Task to carry out - Reproduce every record exactly as it appears, but not the pictures.

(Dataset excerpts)
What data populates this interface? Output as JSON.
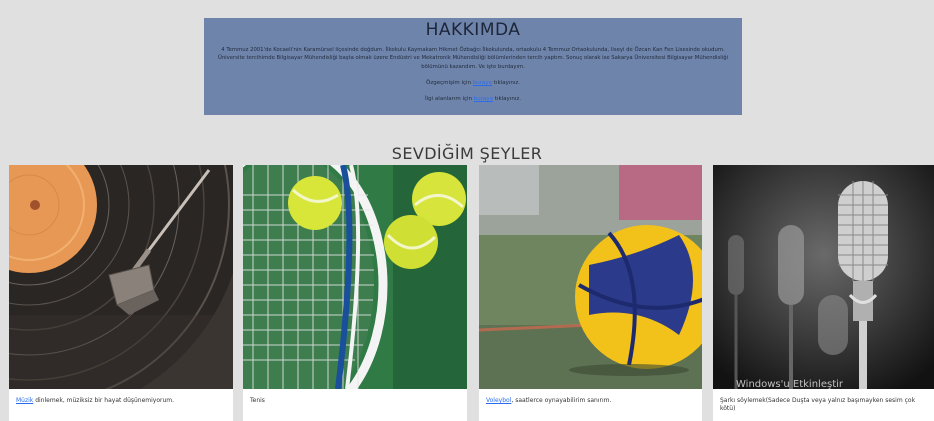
{
  "about": {
    "title": "HAKKIMDA",
    "bio": "4 Temmuz 2001'de Kocaeli'nin Karamürsel ilçesinde doğdum. İlkokulu Kaymakam Hikmet Özbağcı İlkokulunda, ortaokulu 4 Temmuz Ortaokulunda, liseyi de Özcan Kan Fen Lisesinde okudum. Üniversite tercihimde Bilgisayar Mühendisliği başta olmak üzere Endüstri ve Mekatronik Mühendisliği bölümlerinden tercih yaptım. Sonuç olarak ise Sakarya Üniversitesi Bilgisayar Mühendisliği bölümünü kazandım. Ve işte burdayım.",
    "cv_prefix": "Özgeçmişim için ",
    "cv_link": "buraya",
    "cv_suffix": " tıklayınız.",
    "interest_prefix": "İlgi alanlarım için ",
    "interest_link": "buraya",
    "interest_suffix": " tıklayınız."
  },
  "section": {
    "title": "SEVDİĞİM ŞEYLER"
  },
  "cards": [
    {
      "image": "vinyl-record-image",
      "link": "Müzik",
      "text": " dinlemek, müziksiz bir hayat düşünemiyorum."
    },
    {
      "image": "tennis-balls-image",
      "link": "",
      "text": "Tenis"
    },
    {
      "image": "volleyball-image",
      "link": "Voleybol",
      "text": ", saatlerce oynayabilirim sanırım."
    },
    {
      "image": "microphone-image",
      "link": "",
      "text": "Şarkı söylemek(Sadece Duşta veya yalnız başımayken sesim çok kötü)"
    }
  ],
  "watermark": "Windows'u Etkinleştir",
  "colors": {
    "about_bg": "#6f84ab",
    "page_bg": "#e0e0e0",
    "link": "#2a6cf0"
  }
}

Response to this task -
What data populates this interface? Output as JSON.
{
  "about": {
    "title": "HAKKIMDA",
    "bio": "4 Temmuz 2001'de Kocaeli'nin Karamürsel ilçesinde doğdum. İlkokulu Kaymakam Hikmet Özbağcı İlkokulunda, ortaokulu 4 Temmuz Ortaokulunda, liseyi de Özcan Kan Fen Lisesinde okudum. Üniversite tercihimde Bilgisayar Mühendisliği başta olmak üzere Endüstri ve Mekatronik Mühendisliği bölümlerinden tercih yaptım. Sonuç olarak ise Sakarya Üniversitesi Bilgisayar Mühendisliği bölümünü kazandım. Ve işte burdayım.",
    "cv_prefix": "Özgeçmişim için ",
    "cv_link": "buraya",
    "cv_suffix": " tıklayınız.",
    "interest_prefix": "İlgi alanlarım için ",
    "interest_link": "buraya",
    "interest_suffix": " tıklayınız."
  },
  "section": {
    "title": "SEVDİĞİM ŞEYLER"
  },
  "cards": [
    {
      "image": "vinyl-record-image",
      "link": "Müzik",
      "text": " dinlemek, müziksiz bir hayat düşünemiyorum."
    },
    {
      "image": "tennis-balls-image",
      "link": "",
      "text": "Tenis"
    },
    {
      "image": "volleyball-image",
      "link": "Voleybol",
      "text": ", saatlerce oynayabilirim sanırım."
    },
    {
      "image": "microphone-image",
      "link": "",
      "text": "Şarkı söylemek(Sadece Duşta veya yalnız başımayken sesim çok kötü)"
    }
  ],
  "watermark": "Windows'u Etkinleştir",
  "colors": {
    "about_bg": "#6f84ab",
    "page_bg": "#e0e0e0",
    "link": "#2a6cf0"
  }
}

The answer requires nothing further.